-- Written request --
Check every line below for the word "يعني" and show those that hold it.

--- start of Excerpted records ---

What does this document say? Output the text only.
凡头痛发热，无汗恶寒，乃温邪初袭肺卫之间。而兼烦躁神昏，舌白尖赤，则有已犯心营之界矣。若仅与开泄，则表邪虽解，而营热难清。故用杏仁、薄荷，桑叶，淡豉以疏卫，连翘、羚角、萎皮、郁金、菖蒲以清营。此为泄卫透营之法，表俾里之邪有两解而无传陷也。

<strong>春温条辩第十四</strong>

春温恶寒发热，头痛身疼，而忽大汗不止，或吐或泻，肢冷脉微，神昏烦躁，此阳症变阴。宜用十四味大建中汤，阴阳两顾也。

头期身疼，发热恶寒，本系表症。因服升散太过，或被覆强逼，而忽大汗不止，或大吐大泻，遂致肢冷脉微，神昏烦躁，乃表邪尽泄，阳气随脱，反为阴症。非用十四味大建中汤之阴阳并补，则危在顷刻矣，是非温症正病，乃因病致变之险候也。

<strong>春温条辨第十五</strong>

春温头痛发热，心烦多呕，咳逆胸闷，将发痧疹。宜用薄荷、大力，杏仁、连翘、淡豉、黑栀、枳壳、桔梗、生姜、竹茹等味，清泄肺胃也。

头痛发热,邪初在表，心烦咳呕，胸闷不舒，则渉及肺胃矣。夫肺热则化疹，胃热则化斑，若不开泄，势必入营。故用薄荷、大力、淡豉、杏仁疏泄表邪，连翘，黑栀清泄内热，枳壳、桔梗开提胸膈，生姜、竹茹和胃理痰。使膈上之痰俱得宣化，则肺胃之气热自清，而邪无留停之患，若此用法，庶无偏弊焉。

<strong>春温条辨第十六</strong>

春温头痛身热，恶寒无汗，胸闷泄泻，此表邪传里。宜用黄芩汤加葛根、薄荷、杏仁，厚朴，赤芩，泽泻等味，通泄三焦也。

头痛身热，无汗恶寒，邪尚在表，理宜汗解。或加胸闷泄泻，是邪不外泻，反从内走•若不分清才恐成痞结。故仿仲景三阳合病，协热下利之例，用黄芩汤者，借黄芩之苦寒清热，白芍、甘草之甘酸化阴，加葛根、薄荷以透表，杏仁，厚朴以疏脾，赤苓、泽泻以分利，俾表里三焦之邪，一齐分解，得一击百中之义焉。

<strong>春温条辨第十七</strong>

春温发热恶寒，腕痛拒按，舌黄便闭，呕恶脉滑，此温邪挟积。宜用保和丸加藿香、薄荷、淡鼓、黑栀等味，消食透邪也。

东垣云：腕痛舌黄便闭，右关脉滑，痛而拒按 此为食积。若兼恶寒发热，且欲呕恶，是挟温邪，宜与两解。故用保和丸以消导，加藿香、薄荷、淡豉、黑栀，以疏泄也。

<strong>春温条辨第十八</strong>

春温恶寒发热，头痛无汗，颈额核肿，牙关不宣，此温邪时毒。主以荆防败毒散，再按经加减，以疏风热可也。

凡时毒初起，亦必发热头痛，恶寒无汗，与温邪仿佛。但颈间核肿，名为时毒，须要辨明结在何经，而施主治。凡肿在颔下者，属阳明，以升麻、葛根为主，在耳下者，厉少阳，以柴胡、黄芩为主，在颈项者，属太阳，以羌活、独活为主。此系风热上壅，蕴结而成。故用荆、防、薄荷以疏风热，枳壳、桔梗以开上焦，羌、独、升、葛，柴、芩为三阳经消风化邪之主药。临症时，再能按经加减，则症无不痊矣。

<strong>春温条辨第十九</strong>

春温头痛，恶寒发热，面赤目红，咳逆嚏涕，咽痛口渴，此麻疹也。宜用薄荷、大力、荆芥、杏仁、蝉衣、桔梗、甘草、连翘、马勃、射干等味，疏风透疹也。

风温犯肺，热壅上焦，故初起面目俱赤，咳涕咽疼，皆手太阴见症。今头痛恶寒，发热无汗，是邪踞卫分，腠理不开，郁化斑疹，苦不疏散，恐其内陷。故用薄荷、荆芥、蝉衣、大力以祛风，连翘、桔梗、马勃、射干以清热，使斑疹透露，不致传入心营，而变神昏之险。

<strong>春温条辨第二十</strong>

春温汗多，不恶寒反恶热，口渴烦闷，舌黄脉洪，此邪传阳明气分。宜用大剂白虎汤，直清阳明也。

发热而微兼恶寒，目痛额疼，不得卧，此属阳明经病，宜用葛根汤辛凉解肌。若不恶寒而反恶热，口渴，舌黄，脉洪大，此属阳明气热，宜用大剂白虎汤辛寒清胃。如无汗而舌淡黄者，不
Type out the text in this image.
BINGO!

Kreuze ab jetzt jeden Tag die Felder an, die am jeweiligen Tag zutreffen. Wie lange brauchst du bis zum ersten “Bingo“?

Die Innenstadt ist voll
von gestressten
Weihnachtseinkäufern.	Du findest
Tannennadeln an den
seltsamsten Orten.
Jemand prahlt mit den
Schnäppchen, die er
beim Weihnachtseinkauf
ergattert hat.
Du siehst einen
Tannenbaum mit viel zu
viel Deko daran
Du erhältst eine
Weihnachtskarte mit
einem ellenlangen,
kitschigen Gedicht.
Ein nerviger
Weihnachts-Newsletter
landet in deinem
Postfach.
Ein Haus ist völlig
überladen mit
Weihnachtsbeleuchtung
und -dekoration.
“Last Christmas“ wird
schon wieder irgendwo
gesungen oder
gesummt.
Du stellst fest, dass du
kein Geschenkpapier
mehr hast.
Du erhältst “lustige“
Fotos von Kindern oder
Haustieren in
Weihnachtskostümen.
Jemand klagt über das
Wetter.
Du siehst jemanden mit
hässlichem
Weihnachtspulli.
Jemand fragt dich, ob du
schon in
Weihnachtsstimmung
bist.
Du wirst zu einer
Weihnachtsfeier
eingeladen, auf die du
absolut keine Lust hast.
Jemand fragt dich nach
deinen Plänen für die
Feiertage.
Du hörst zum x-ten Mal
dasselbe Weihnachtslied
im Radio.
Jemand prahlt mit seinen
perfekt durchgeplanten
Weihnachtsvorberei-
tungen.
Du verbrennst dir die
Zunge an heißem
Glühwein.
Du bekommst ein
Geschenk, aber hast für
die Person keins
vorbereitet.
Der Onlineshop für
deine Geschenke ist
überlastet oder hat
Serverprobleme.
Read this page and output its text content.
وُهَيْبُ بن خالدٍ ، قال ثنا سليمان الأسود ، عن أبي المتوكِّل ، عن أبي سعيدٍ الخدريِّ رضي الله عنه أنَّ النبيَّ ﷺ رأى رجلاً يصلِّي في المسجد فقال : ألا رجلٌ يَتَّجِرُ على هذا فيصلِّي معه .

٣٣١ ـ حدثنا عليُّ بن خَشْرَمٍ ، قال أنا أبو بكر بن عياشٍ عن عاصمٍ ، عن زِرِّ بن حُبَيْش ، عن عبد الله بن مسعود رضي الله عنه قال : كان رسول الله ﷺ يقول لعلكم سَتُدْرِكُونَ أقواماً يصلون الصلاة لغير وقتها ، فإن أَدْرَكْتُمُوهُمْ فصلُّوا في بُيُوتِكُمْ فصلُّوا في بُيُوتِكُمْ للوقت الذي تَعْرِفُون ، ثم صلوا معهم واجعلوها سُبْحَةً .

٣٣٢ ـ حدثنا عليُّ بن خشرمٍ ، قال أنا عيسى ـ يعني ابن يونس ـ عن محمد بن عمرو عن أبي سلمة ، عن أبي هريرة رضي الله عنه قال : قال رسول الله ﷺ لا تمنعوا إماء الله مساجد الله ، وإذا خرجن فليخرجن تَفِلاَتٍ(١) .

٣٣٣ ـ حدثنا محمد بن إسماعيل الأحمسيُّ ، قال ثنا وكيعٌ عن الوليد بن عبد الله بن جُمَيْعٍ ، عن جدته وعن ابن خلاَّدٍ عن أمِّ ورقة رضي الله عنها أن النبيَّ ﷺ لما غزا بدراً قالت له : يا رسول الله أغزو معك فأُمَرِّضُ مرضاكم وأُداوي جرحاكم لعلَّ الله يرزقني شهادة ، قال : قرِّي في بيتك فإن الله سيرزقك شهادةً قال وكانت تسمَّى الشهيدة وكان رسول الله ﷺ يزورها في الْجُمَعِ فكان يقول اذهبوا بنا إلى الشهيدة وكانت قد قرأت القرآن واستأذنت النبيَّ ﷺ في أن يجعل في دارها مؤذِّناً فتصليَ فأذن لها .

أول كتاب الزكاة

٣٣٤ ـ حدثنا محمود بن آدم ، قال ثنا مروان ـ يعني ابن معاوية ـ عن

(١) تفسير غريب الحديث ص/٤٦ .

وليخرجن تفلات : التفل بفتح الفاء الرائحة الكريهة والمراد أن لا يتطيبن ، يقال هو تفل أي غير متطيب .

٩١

--- end of Excerpted records ---

-- Response to the exercise --
٣٣٢ ـ حدثنا عليُّ بن خشرمٍ ، قال أنا عيسى ـ يعني ابن يونس ـ عن محمد بن عمرو عن أبي سلمة ، عن أبي هريرة رضي الله عنه قال : قال رسول الله ﷺ لا تمنعوا إماء الله مساجد الله ، وإذا خرجن فليخرجن تَفِلاَتٍ(١) .
٣٣٤ ـ حدثنا محمود بن آدم ، قال ثنا مروان ـ يعني ابن معاوية ـ عن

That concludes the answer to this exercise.